-------- Material provided --------

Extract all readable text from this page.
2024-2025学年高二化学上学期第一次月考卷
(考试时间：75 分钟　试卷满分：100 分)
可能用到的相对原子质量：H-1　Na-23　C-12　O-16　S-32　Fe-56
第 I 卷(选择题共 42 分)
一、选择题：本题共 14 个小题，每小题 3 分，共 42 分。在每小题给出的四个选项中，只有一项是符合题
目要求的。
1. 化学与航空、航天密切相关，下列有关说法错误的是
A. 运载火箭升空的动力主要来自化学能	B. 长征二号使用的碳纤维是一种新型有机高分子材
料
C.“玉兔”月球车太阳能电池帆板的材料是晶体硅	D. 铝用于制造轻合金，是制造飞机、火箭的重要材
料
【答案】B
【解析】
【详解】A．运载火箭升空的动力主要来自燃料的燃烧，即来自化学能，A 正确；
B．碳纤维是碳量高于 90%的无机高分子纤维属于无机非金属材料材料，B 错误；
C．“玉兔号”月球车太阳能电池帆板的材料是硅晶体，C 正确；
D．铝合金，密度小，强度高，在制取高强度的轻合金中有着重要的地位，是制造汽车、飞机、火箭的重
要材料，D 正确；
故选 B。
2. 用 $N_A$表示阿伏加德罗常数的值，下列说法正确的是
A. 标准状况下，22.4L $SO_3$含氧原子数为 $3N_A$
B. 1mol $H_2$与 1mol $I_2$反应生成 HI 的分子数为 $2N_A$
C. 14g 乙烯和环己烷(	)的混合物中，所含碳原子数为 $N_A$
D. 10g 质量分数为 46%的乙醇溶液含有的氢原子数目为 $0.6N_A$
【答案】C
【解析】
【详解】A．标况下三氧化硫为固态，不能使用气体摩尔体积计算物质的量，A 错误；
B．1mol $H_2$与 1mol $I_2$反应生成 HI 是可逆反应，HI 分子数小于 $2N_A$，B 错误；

--------

Prompt
Transcribe the data above in full, exactly.

Answer to the task
Extract all readable text from this page.
2024-2025学年高二化学上学期第一次月考卷
(考试时间：75 分钟　试卷满分：100 分)
可能用到的相对原子质量：H-1　Na-23　C-12　O-16　S-32　Fe-56
第 I 卷(选择题共 42 分)
一、选择题：本题共 14 个小题，每小题 3 分，共 42 分。在每小题给出的四个选项中，只有一项是符合题
目要求的。
1. 化学与航空、航天密切相关，下列有关说法错误的是
A. 运载火箭升空的动力主要来自化学能	B. 长征二号使用的碳纤维是一种新型有机高分子材
料
C.“玉兔”月球车太阳能电池帆板的材料是晶体硅	D. 铝用于制造轻合金，是制造飞机、火箭的重要材
料
【答案】B
【解析】
【详解】A．运载火箭升空的动力主要来自燃料的燃烧，即来自化学能，A 正确；
B．碳纤维是碳量高于 90%的无机高分子纤维属于无机非金属材料材料，B 错误；
C．“玉兔号”月球车太阳能电池帆板的材料是硅晶体，C 正确；
D．铝合金，密度小，强度高，在制取高强度的轻合金中有着重要的地位，是制造汽车、飞机、火箭的重
要材料，D 正确；
故选 B。
2. 用 $N_A$表示阿伏加德罗常数的值，下列说法正确的是
A. 标准状况下，22.4L $SO_3$含氧原子数为 $3N_A$
B. 1mol $H_2$与 1mol $I_2$反应生成 HI 的分子数为 $2N_A$
C. 14g 乙烯和环己烷(	)的混合物中，所含碳原子数为 $N_A$
D. 10g 质量分数为 46%的乙醇溶液含有的氢原子数目为 $0.6N_A$
【答案】C
【解析】
【详解】A．标况下三氧化硫为固态，不能使用气体摩尔体积计算物质的量，A 错误；
B．1mol $H_2$与 1mol $I_2$反应生成 HI 是可逆反应，HI 分子数小于 $2N_A$，B 错误；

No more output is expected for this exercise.